> What this task involves: Output every line of the data exactly as it appears.

> Items:
** start **

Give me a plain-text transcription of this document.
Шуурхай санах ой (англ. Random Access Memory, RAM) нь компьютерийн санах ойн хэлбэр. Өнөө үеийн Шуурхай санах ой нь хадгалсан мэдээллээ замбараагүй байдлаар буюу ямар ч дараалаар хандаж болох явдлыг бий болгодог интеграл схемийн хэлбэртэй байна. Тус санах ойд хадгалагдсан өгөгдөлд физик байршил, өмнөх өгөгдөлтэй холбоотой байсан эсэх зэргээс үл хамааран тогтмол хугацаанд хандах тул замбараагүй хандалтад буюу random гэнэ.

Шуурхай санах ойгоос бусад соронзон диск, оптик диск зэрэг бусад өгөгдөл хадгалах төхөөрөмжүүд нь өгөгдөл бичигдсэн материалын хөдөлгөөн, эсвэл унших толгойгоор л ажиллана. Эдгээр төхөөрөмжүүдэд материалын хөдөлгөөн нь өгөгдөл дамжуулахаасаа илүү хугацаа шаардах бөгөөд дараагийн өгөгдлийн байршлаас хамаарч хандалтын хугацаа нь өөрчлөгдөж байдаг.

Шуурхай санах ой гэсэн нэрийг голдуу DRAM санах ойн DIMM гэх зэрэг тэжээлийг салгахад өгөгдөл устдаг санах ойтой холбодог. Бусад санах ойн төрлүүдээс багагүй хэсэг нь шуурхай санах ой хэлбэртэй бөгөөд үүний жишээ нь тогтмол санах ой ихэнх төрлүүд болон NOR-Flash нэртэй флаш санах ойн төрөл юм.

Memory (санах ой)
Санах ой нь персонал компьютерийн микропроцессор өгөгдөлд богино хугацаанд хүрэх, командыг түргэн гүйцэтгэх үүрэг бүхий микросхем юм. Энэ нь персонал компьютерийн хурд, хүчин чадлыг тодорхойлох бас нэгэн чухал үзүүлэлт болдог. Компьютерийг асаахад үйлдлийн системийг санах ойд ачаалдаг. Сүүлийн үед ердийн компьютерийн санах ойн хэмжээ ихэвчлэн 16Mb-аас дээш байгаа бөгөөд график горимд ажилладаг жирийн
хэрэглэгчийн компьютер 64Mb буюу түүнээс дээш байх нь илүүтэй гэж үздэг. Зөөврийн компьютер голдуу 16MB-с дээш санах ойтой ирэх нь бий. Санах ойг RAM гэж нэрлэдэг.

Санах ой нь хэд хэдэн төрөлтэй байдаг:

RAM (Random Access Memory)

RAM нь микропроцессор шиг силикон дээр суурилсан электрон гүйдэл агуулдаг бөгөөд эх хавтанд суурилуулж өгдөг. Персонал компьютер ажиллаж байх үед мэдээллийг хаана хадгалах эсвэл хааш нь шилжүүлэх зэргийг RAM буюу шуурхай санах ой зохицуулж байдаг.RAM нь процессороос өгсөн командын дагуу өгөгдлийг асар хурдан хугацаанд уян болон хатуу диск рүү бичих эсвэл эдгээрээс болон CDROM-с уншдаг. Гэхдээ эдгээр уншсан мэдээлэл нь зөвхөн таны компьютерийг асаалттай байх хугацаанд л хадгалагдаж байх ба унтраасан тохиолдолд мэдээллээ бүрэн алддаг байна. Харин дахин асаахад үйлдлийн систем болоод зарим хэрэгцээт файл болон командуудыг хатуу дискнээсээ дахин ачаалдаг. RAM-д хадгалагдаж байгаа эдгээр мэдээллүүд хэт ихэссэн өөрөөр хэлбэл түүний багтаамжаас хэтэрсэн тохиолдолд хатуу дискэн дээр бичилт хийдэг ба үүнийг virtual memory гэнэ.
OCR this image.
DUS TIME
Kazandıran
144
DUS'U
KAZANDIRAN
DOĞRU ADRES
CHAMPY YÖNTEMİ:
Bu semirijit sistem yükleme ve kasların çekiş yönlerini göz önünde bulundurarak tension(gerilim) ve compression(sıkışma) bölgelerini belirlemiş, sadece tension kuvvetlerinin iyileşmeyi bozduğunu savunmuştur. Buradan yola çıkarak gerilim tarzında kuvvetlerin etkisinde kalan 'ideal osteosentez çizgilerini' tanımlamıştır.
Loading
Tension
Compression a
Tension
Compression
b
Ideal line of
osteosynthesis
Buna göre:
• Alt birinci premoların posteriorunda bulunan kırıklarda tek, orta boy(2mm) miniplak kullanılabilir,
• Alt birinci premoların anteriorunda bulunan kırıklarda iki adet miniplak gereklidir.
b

** end **

> Response:
Give me a plain-text transcription of this document.
Шуурхай санах ой (англ. Random Access Memory, RAM) нь компьютерийн санах ойн хэлбэр. Өнөө үеийн Шуурхай санах ой нь хадгалсан мэдээллээ замбараагүй байдлаар буюу ямар ч дараалаар хандаж болох явдлыг бий болгодог интеграл схемийн хэлбэртэй байна. Тус санах ойд хадгалагдсан өгөгдөлд физик байршил, өмнөх өгөгдөлтэй холбоотой байсан эсэх зэргээс үл хамааран тогтмол хугацаанд хандах тул замбараагүй хандалтад буюу random гэнэ.

Шуурхай санах ойгоос бусад соронзон диск, оптик диск зэрэг бусад өгөгдөл хадгалах төхөөрөмжүүд нь өгөгдөл бичигдсэн материалын хөдөлгөөн, эсвэл унших толгойгоор л ажиллана. Эдгээр төхөөрөмжүүдэд материалын хөдөлгөөн нь өгөгдөл дамжуулахаасаа илүү хугацаа шаардах бөгөөд дараагийн өгөгдлийн байршлаас хамаарч хандалтын хугацаа нь өөрчлөгдөж байдаг.

Шуурхай санах ой гэсэн нэрийг голдуу DRAM санах ойн DIMM гэх зэрэг тэжээлийг салгахад өгөгдөл устдаг санах ойтой холбодог. Бусад санах ойн төрлүүдээс багагүй хэсэг нь шуурхай санах ой хэлбэртэй бөгөөд үүний жишээ нь тогтмол санах ой ихэнх төрлүүд болон NOR-Flash нэртэй флаш санах ойн төрөл юм.

Memory (санах ой)
Санах ой нь персонал компьютерийн микропроцессор өгөгдөлд богино хугацаанд хүрэх, командыг түргэн гүйцэтгэх үүрэг бүхий микросхем юм. Энэ нь персонал компьютерийн хурд, хүчин чадлыг тодорхойлох бас нэгэн чухал үзүүлэлт болдог. Компьютерийг асаахад үйлдлийн системийг санах ойд ачаалдаг. Сүүлийн үед ердийн компьютерийн санах ойн хэмжээ ихэвчлэн 16Mb-аас дээш байгаа бөгөөд график горимд ажилладаг жирийн
хэрэглэгчийн компьютер 64Mb буюу түүнээс дээш байх нь илүүтэй гэж үздэг. Зөөврийн компьютер голдуу 16MB-с дээш санах ойтой ирэх нь бий. Санах ойг RAM гэж нэрлэдэг.

Санах ой нь хэд хэдэн төрөлтэй байдаг:

RAM (Random Access Memory)

RAM нь микропроцессор шиг силикон дээр суурилсан электрон гүйдэл агуулдаг бөгөөд эх хавтанд суурилуулж өгдөг. Персонал компьютер ажиллаж байх үед мэдээллийг хаана хадгалах эсвэл хааш нь шилжүүлэх зэргийг RAM буюу шуурхай санах ой зохицуулж байдаг.RAM нь процессороос өгсөн командын дагуу өгөгдлийг асар хурдан хугацаанд уян болон хатуу диск рүү бичих эсвэл эдгээрээс болон CDROM-с уншдаг. Гэхдээ эдгээр уншсан мэдээлэл нь зөвхөн таны компьютерийг асаалттай байх хугацаанд л хадгалагдаж байх ба унтраасан тохиолдолд мэдээллээ бүрэн алддаг байна. Харин дахин асаахад үйлдлийн систем болоод зарим хэрэгцээт файл болон командуудыг хатуу дискнээсээ дахин ачаалдаг. RAM-д хадгалагдаж байгаа эдгээр мэдээллүүд хэт ихэссэн өөрөөр хэлбэл түүний багтаамжаас хэтэрсэн тохиолдолд хатуу дискэн дээр бичилт хийдэг ба үүнийг virtual memory гэнэ.
OCR this image.
DUS TIME
Kazandıran
144
DUS'U
KAZANDIRAN
DOĞRU ADRES
CHAMPY YÖNTEMİ:
Bu semirijit sistem yükleme ve kasların çekiş yönlerini göz önünde bulundurarak tension(gerilim) ve compression(sıkışma) bölgelerini belirlemiş, sadece tension kuvvetlerinin iyileşmeyi bozduğunu savunmuştur. Buradan yola çıkarak gerilim tarzında kuvvetlerin etkisinde kalan 'ideal osteosentez çizgilerini' tanımlamıştır.
Loading
Tension
Compression a
Tension
Compression
b
Ideal line of
osteosynthesis
Buna göre:
• Alt birinci premoların posteriorunda bulunan kırıklarda tek, orta boy(2mm) miniplak kullanılabilir,
• Alt birinci premoların anteriorunda bulunan kırıklarda iki adet miniplak gereklidir.
b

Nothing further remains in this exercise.